-------- Stored rows

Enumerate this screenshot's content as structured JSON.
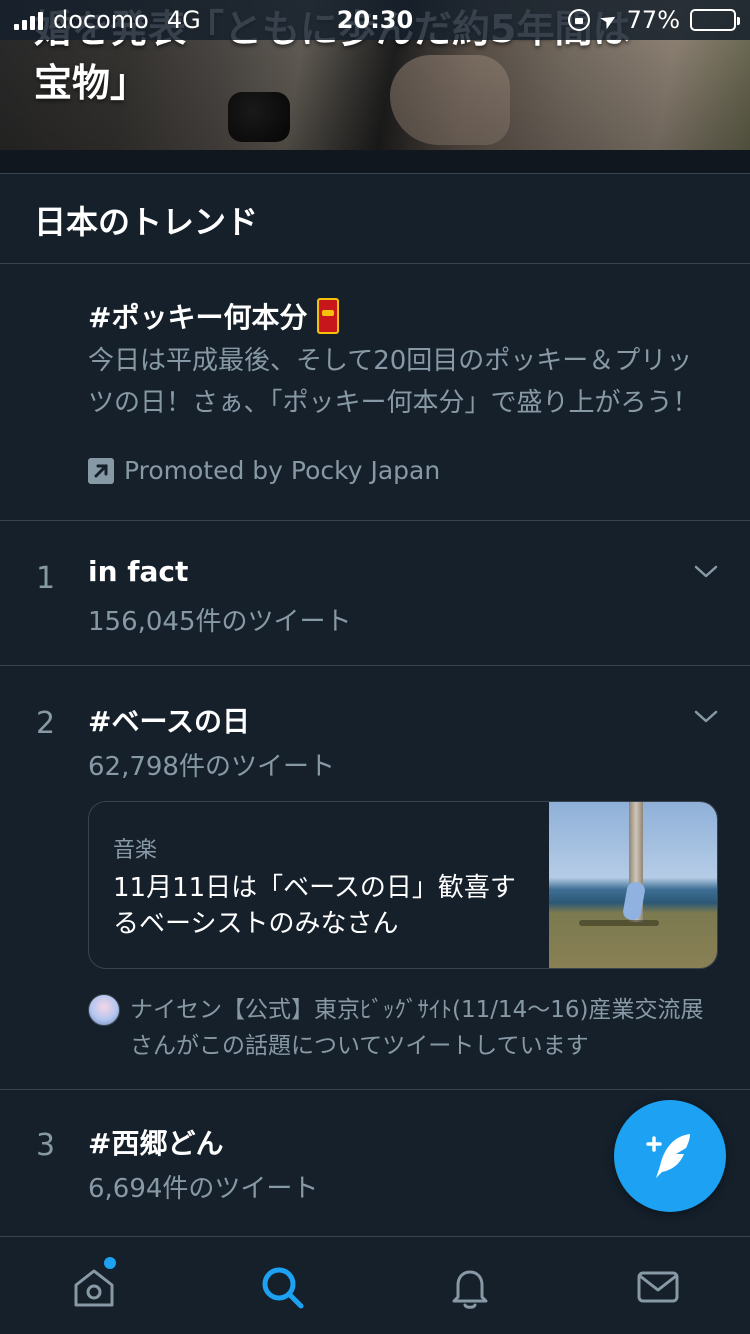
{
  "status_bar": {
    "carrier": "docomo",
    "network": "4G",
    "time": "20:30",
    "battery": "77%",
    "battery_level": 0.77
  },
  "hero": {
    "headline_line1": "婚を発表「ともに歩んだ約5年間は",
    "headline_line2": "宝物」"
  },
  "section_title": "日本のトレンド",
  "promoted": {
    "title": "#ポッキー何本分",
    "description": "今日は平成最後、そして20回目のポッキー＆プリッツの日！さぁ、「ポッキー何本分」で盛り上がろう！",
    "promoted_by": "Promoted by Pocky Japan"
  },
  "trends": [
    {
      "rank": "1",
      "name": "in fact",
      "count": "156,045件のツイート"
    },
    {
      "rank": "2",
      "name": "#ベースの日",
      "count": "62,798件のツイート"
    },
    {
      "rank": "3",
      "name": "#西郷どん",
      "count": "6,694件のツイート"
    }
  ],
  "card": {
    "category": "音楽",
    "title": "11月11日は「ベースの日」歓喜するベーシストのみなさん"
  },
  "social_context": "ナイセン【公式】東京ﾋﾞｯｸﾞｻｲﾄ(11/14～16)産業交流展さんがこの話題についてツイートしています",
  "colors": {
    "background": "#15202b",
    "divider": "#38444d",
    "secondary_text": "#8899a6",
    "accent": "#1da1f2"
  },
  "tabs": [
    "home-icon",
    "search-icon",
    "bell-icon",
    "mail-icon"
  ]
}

----------------

● **What to do**:
Gather all the lines that include the word "ポッキー何本分" and copy them out.

● **Expected output**:
    "title": "#ポッキー何本分",
    "description": "今日は平成最後、そして20回目のポッキー＆プリッツの日！さぁ、「ポッキー何本分」で盛り上がろう！",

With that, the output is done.